What the exercise asks:
For every line in the data below that contains "xlabel", copy the line.

Given records:

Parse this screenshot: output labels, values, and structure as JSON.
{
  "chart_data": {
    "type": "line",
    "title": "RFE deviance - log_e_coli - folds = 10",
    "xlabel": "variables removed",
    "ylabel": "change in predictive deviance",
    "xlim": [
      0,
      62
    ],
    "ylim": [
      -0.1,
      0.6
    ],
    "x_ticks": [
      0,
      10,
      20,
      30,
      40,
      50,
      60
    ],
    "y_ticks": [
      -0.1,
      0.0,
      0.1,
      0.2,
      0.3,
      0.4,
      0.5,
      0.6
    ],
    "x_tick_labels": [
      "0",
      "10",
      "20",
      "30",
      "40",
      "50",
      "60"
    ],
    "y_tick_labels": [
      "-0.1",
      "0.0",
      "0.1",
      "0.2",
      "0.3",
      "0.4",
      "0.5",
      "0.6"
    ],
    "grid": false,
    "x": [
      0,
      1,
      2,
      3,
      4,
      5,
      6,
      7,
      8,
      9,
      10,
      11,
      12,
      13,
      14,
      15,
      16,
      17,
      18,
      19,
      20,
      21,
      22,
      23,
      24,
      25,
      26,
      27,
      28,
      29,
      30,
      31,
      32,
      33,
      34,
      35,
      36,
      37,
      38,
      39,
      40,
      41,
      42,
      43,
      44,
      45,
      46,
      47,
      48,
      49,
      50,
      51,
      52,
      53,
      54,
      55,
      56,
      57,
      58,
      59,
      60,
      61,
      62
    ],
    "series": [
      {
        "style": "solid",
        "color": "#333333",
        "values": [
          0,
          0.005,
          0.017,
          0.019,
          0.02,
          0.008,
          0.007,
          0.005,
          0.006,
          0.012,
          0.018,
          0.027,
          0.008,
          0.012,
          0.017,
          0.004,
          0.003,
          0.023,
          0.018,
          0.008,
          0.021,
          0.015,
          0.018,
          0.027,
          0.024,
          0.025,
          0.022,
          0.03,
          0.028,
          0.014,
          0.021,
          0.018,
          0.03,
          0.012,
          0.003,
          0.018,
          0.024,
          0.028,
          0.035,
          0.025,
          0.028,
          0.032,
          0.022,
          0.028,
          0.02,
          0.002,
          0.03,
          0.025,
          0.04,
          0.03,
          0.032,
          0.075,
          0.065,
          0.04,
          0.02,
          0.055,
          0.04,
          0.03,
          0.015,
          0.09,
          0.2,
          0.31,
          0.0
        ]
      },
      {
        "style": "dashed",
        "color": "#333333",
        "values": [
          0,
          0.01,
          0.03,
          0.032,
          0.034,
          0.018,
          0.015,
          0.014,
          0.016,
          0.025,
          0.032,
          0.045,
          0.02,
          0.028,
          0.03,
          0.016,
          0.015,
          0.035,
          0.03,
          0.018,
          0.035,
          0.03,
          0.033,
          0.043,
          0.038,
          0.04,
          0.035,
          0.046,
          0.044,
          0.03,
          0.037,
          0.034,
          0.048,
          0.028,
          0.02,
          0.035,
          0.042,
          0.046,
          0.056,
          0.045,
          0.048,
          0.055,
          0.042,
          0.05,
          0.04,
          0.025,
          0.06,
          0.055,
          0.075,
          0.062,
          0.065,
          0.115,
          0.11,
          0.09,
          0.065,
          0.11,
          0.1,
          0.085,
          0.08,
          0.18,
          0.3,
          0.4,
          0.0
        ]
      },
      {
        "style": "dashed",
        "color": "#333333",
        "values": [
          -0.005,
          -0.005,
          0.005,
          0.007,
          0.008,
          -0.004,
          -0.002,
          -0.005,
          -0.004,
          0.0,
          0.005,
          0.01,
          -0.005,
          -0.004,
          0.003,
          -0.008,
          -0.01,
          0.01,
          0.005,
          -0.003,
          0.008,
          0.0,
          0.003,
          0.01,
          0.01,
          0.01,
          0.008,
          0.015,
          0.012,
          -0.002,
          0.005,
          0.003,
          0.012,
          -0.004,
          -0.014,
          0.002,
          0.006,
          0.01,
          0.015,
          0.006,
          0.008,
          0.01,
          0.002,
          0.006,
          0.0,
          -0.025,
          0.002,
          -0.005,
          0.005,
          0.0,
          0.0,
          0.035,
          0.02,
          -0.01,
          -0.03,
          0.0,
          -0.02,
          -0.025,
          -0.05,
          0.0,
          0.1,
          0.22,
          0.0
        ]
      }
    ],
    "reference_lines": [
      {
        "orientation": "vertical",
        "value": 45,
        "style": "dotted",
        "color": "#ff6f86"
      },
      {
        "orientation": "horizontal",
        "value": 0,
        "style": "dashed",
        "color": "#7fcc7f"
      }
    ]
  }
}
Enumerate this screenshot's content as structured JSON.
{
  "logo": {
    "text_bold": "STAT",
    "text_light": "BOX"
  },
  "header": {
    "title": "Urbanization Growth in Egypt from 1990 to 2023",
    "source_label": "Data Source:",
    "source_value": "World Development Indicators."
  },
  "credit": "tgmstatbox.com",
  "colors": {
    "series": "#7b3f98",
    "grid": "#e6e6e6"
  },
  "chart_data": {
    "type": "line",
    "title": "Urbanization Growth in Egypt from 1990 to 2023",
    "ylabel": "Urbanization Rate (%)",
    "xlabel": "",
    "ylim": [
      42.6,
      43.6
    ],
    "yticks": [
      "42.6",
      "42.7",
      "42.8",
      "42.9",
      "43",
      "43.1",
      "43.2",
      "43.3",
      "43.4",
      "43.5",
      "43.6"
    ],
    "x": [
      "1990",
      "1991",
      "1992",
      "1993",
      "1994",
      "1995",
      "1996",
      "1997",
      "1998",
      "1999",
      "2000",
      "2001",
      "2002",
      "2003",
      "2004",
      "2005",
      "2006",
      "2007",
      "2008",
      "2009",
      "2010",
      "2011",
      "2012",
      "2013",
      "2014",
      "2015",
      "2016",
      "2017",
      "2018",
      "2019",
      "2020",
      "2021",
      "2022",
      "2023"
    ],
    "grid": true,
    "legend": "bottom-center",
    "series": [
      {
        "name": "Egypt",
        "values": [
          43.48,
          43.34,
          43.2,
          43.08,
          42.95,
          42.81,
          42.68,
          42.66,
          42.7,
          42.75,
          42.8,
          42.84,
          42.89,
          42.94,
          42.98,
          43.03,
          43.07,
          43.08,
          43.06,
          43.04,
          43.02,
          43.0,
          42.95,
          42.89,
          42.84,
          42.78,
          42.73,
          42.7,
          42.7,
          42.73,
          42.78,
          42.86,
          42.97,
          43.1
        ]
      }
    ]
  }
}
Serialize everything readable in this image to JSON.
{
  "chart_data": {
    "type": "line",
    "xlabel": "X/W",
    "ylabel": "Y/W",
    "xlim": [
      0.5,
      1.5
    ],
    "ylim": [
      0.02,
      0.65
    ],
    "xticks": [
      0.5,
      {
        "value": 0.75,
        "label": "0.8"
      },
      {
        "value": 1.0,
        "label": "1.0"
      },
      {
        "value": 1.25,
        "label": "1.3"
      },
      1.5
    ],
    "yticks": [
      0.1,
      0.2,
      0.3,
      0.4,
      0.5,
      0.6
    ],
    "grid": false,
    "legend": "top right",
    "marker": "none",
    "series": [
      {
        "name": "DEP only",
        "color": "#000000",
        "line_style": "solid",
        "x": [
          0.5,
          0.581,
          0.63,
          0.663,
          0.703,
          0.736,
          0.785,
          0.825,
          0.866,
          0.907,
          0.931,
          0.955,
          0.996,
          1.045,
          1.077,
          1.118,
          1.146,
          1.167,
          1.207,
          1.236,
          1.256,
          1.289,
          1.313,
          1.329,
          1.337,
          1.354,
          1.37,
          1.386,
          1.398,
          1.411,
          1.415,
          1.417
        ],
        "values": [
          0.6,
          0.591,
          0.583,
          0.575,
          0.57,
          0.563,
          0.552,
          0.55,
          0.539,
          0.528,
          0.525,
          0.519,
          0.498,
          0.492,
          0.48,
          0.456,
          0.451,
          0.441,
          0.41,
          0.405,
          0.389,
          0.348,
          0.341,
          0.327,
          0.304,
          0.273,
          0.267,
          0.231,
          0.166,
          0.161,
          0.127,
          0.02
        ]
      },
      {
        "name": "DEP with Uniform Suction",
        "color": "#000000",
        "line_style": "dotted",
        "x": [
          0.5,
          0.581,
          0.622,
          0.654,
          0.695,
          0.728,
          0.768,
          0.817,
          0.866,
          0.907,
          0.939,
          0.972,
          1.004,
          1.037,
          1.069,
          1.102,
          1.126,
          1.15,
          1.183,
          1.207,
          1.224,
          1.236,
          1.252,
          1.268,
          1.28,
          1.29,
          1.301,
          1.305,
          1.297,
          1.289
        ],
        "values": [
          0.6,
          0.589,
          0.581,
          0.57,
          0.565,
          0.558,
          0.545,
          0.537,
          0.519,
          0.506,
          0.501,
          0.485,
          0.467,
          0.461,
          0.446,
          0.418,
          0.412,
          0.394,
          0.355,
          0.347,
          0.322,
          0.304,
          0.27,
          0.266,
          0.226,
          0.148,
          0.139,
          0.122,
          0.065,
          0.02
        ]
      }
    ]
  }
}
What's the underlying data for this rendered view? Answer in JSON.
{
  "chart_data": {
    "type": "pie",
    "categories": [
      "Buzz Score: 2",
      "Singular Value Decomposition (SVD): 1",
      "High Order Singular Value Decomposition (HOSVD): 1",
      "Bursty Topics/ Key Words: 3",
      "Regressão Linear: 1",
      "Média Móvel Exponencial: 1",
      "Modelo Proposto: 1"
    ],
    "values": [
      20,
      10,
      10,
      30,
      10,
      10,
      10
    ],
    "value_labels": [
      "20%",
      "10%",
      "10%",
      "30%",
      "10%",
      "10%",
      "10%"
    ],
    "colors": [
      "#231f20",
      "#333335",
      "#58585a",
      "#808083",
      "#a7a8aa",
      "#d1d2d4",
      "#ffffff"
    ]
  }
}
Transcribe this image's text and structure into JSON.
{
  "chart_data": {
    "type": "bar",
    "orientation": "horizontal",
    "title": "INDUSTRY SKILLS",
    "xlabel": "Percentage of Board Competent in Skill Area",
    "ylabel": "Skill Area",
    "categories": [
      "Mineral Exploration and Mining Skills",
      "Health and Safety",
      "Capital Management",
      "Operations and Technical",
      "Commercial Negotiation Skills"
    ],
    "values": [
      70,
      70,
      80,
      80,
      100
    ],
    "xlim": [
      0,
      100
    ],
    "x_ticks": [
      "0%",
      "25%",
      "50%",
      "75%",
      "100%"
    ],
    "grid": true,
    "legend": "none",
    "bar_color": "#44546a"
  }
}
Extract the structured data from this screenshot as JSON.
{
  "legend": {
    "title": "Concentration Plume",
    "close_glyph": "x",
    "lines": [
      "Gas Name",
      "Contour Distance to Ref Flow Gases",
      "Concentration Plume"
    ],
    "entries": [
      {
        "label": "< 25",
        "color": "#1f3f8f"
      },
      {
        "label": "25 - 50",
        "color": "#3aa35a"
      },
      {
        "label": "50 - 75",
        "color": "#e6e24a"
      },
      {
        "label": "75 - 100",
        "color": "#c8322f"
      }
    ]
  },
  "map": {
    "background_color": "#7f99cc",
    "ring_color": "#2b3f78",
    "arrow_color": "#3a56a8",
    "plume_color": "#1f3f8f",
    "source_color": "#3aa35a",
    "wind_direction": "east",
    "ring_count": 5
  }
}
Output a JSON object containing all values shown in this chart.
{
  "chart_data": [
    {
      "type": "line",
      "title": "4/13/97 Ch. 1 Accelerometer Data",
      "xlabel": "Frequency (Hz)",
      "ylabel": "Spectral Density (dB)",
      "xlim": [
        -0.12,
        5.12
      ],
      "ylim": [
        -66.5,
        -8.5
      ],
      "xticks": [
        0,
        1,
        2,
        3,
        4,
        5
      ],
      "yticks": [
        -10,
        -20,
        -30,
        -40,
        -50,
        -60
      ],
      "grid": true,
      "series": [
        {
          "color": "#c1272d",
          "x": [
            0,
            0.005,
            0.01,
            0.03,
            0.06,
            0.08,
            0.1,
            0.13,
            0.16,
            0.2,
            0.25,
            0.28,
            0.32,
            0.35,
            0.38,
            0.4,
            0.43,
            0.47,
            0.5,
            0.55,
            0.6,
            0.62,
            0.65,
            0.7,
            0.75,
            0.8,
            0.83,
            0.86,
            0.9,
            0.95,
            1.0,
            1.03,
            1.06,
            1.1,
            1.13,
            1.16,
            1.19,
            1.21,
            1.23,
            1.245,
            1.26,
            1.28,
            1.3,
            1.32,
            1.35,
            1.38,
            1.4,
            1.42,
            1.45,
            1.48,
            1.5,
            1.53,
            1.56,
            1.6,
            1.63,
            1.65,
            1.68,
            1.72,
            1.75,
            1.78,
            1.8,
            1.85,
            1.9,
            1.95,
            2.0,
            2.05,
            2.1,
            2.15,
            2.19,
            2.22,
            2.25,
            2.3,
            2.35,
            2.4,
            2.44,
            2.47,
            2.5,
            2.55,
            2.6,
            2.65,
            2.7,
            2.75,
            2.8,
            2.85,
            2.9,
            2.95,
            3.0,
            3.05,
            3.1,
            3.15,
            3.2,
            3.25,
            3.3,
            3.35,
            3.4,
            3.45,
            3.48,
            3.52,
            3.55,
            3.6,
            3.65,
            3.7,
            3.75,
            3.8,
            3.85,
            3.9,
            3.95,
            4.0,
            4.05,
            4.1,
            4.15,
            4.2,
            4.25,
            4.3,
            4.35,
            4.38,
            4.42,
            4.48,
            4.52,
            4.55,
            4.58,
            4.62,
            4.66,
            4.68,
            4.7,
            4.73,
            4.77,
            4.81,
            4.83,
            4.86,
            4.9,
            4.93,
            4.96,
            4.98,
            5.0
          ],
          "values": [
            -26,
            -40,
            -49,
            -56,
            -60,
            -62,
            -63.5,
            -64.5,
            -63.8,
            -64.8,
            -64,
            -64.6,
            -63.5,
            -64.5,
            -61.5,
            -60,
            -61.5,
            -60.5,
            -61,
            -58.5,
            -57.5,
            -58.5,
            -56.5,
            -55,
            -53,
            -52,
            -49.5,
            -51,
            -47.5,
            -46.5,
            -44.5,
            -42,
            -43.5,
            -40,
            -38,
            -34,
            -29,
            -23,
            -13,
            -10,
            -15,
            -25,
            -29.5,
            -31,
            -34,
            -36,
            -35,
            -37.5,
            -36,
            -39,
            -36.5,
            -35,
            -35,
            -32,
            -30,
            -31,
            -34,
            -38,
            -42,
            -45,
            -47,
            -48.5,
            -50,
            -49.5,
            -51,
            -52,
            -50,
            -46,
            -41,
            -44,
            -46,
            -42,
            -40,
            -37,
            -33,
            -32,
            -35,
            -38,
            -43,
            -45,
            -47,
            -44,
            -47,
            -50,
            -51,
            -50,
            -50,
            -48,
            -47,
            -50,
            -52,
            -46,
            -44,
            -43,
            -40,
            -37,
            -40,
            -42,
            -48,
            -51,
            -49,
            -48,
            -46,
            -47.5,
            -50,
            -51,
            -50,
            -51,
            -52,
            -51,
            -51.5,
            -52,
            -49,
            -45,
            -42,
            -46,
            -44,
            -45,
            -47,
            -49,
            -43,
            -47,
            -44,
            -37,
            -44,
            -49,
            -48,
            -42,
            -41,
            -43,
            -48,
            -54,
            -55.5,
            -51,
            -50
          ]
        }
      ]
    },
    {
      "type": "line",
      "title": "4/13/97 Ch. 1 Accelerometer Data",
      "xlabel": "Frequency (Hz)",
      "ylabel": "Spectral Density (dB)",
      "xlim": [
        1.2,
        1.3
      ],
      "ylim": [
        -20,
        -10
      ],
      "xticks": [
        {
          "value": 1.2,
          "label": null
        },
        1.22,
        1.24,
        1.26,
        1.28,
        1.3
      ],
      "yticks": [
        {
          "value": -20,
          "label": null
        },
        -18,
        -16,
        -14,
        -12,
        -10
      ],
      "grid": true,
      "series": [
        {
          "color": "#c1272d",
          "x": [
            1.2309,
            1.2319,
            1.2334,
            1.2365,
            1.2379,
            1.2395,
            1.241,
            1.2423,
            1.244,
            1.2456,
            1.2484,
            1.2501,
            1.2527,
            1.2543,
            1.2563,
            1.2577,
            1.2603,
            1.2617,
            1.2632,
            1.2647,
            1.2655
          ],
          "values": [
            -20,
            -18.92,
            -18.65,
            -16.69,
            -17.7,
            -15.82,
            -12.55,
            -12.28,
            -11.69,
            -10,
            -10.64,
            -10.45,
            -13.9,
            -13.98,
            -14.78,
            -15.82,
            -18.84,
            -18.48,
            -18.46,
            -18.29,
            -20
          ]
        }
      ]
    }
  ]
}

Task result:
    "xlabel": "variables removed",
    "xlabel": "",
    "xlabel": "X/W",
    "xlabel": "Percentage of Board Competent in Skill Area",
      "xlabel": "Frequency (Hz)",
      "xlabel": "Frequency (Hz)",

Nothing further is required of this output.